_Your task_.
Write down each entry again, exactly as it reads.

(Dataset entries)
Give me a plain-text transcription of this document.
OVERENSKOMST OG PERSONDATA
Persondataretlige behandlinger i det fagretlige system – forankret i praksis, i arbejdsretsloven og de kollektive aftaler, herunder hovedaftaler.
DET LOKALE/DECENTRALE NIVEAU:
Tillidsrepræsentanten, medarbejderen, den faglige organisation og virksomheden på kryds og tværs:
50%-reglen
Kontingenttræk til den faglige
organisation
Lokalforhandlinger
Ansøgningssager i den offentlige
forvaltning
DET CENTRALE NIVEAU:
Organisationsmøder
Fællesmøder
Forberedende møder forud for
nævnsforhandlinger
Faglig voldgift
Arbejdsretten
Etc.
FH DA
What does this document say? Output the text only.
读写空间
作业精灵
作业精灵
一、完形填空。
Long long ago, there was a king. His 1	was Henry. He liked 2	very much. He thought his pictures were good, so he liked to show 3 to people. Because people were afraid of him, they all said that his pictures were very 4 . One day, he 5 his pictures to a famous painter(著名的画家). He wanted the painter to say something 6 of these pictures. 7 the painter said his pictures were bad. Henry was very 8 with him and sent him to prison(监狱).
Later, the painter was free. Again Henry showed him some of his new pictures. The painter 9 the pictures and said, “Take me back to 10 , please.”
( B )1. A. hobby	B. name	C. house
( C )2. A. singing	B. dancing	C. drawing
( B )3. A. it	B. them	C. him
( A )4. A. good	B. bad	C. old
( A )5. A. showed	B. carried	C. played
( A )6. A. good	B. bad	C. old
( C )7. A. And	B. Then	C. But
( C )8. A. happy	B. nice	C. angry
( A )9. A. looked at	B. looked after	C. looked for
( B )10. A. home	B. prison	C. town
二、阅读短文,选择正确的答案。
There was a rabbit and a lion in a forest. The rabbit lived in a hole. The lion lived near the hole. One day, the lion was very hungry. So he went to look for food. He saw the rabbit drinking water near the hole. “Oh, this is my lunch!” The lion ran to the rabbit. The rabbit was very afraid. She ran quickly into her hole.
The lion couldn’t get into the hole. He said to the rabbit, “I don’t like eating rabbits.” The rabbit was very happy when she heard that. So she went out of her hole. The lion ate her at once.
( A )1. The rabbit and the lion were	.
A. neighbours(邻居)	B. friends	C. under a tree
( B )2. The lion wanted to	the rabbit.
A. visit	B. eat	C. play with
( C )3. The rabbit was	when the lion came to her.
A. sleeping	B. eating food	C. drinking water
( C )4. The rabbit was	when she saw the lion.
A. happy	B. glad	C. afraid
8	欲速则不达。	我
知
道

_In response_.
Give me a plain-text transcription of this document.
OVERENSKOMST OG PERSONDATA
Persondataretlige behandlinger i det fagretlige system – forankret i praksis, i arbejdsretsloven og de kollektive aftaler, herunder hovedaftaler.
DET LOKALE/DECENTRALE NIVEAU:
Tillidsrepræsentanten, medarbejderen, den faglige organisation og virksomheden på kryds og tværs:
50%-reglen
Kontingenttræk til den faglige
organisation
Lokalforhandlinger
Ansøgningssager i den offentlige
forvaltning
DET CENTRALE NIVEAU:
Organisationsmøder
Fællesmøder
Forberedende møder forud for
nævnsforhandlinger
Faglig voldgift
Arbejdsretten
Etc.
FH DA
What does this document say? Output the text only.
读写空间
作业精灵
作业精灵
一、完形填空。
Long long ago, there was a king. His 1	was Henry. He liked 2	very much. He thought his pictures were good, so he liked to show 3 to people. Because people were afraid of him, they all said that his pictures were very 4 . One day, he 5 his pictures to a famous painter(著名的画家). He wanted the painter to say something 6 of these pictures. 7 the painter said his pictures were bad. Henry was very 8 with him and sent him to prison(监狱).
Later, the painter was free. Again Henry showed him some of his new pictures. The painter 9 the pictures and said, “Take me back to 10 , please.”
( B )1. A. hobby	B. name	C. house
( C )2. A. singing	B. dancing	C. drawing
( B )3. A. it	B. them	C. him
( A )4. A. good	B. bad	C. old
( A )5. A. showed	B. carried	C. played
( A )6. A. good	B. bad	C. old
( C )7. A. And	B. Then	C. But
( C )8. A. happy	B. nice	C. angry
( A )9. A. looked at	B. looked after	C. looked for
( B )10. A. home	B. prison	C. town
二、阅读短文,选择正确的答案。
There was a rabbit and a lion in a forest. The rabbit lived in a hole. The lion lived near the hole. One day, the lion was very hungry. So he went to look for food. He saw the rabbit drinking water near the hole. “Oh, this is my lunch!” The lion ran to the rabbit. The rabbit was very afraid. She ran quickly into her hole.
The lion couldn’t get into the hole. He said to the rabbit, “I don’t like eating rabbits.” The rabbit was very happy when she heard that. So she went out of her hole. The lion ate her at once.
( A )1. The rabbit and the lion were	.
A. neighbours(邻居)	B. friends	C. under a tree
( B )2. The lion wanted to	the rabbit.
A. visit	B. eat	C. play with
( C )3. The rabbit was	when the lion came to her.
A. sleeping	B. eating food	C. drinking water
( C )4. The rabbit was	when she saw the lion.
A. happy	B. glad	C. afraid
8	欲速则不达。	我
知
道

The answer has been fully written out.